> WHAT TO DO: Copy out the listing in full, exactly as written, but not its pictures.

** Begin EXERCISE MATERIAL **

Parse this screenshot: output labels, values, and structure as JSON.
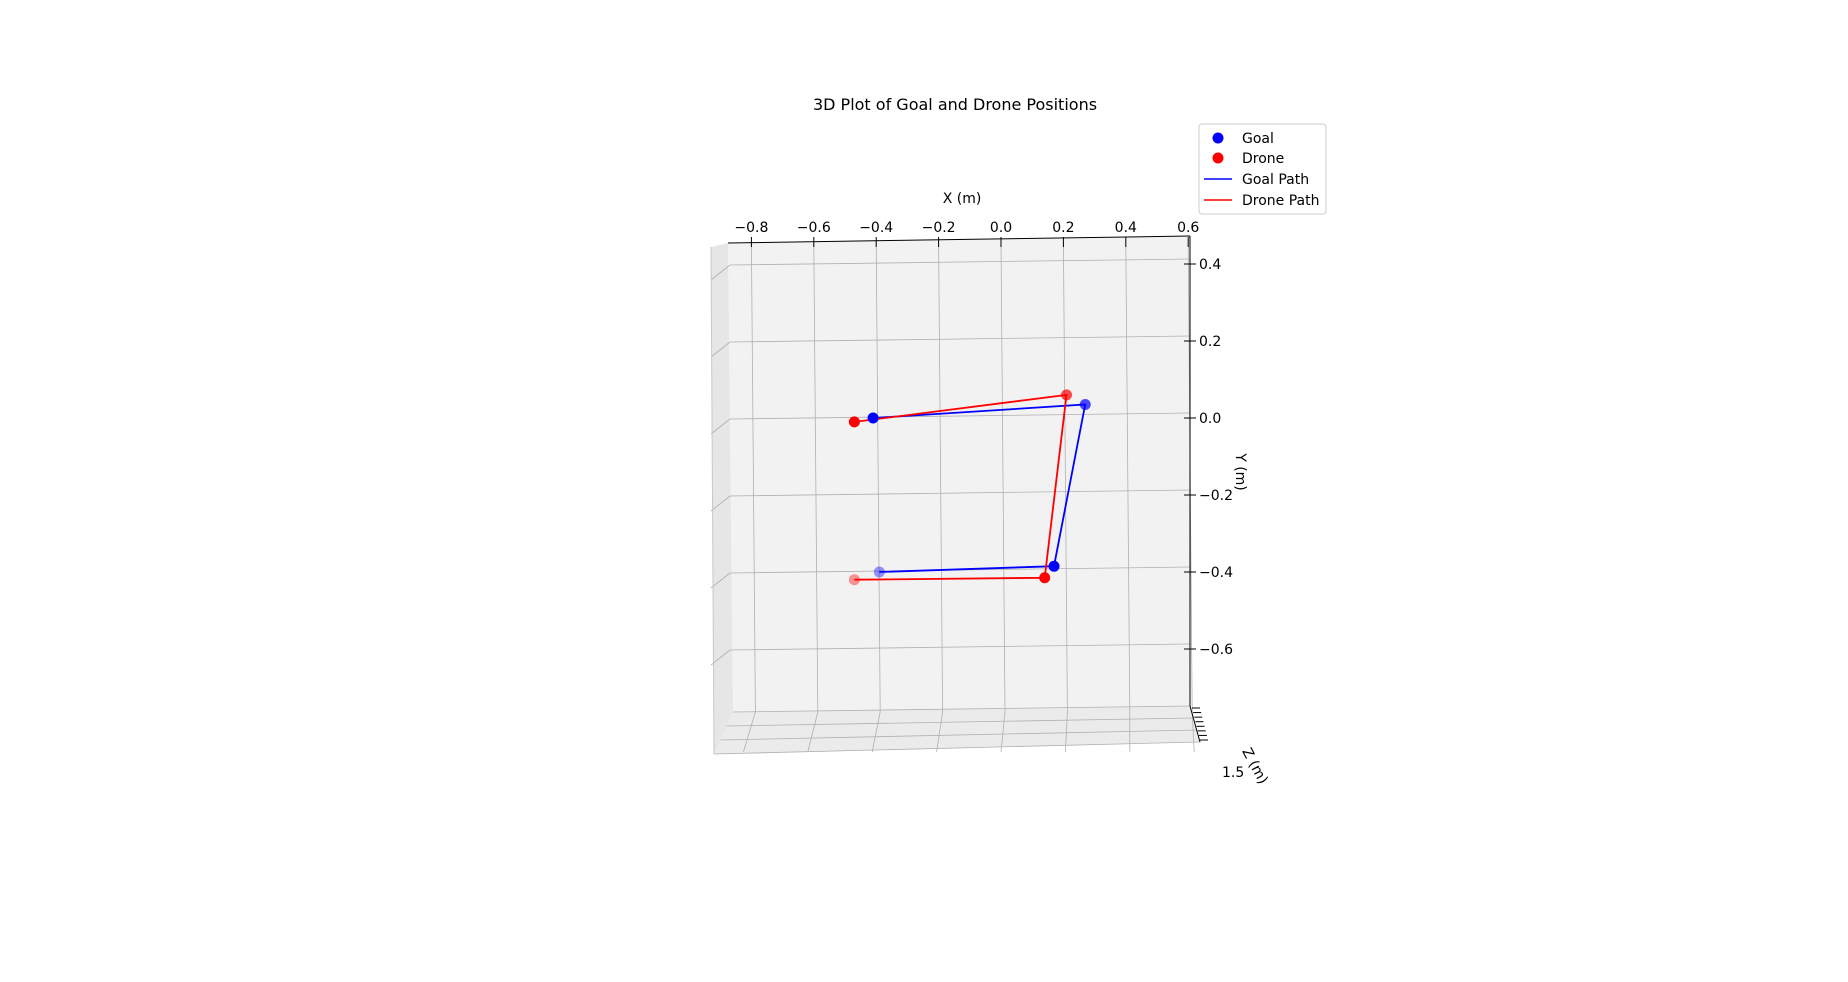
{
  "chart_data": {
    "type": "scatter",
    "projection": "3d",
    "title": "3D Plot of Goal and Drone Positions",
    "xlabel": "X (m)",
    "ylabel": "Y (m)",
    "zlabel": "Z (m)",
    "xlim": [
      -0.85,
      0.6
    ],
    "ylim": [
      -0.75,
      0.45
    ],
    "x_ticks": [
      "−0.8",
      "−0.6",
      "−0.4",
      "−0.2",
      "0.0",
      "0.2",
      "0.4",
      "0.6"
    ],
    "y_ticks": [
      "0.4",
      "0.2",
      "0.0",
      "−0.2",
      "−0.4",
      "−0.6"
    ],
    "z_ticks": [
      "1.5"
    ],
    "grid": true,
    "legend_position": "top-right",
    "legend": [
      "Goal",
      "Drone",
      "Goal Path",
      "Drone Path"
    ],
    "series": [
      {
        "name": "Goal",
        "color": "#0000ff",
        "points": [
          {
            "x": -0.41,
            "y": 0.0
          },
          {
            "x": 0.27,
            "y": 0.035
          },
          {
            "x": 0.17,
            "y": -0.385
          },
          {
            "x": -0.39,
            "y": -0.4
          }
        ]
      },
      {
        "name": "Drone",
        "color": "#ff0000",
        "points": [
          {
            "x": -0.47,
            "y": -0.01
          },
          {
            "x": 0.21,
            "y": 0.06
          },
          {
            "x": 0.14,
            "y": -0.415
          },
          {
            "x": -0.47,
            "y": -0.42
          }
        ]
      }
    ]
  }
}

** End EXERCISE MATERIAL **

> EXERCISE RESPONSE:
Parse this screenshot: output labels, values, and structure as JSON.
{
  "chart_data": {
    "type": "scatter",
    "projection": "3d",
    "title": "3D Plot of Goal and Drone Positions",
    "xlabel": "X (m)",
    "ylabel": "Y (m)",
    "zlabel": "Z (m)",
    "xlim": [
      -0.85,
      0.6
    ],
    "ylim": [
      -0.75,
      0.45
    ],
    "x_ticks": [
      "−0.8",
      "−0.6",
      "−0.4",
      "−0.2",
      "0.0",
      "0.2",
      "0.4",
      "0.6"
    ],
    "y_ticks": [
      "0.4",
      "0.2",
      "0.0",
      "−0.2",
      "−0.4",
      "−0.6"
    ],
    "z_ticks": [
      "1.5"
    ],
    "grid": true,
    "legend_position": "top-right",
    "legend": [
      "Goal",
      "Drone",
      "Goal Path",
      "Drone Path"
    ],
    "series": [
      {
        "name": "Goal",
        "color": "#0000ff",
        "points": [
          {
            "x": -0.41,
            "y": 0.0
          },
          {
            "x": 0.27,
            "y": 0.035
          },
          {
            "x": 0.17,
            "y": -0.385
          },
          {
            "x": -0.39,
            "y": -0.4
          }
        ]
      },
      {
        "name": "Drone",
        "color": "#ff0000",
        "points": [
          {
            "x": -0.47,
            "y": -0.01
          },
          {
            "x": 0.21,
            "y": 0.06
          },
          {
            "x": 0.14,
            "y": -0.415
          },
          {
            "x": -0.47,
            "y": -0.42
          }
        ]
      }
    ]
  }
}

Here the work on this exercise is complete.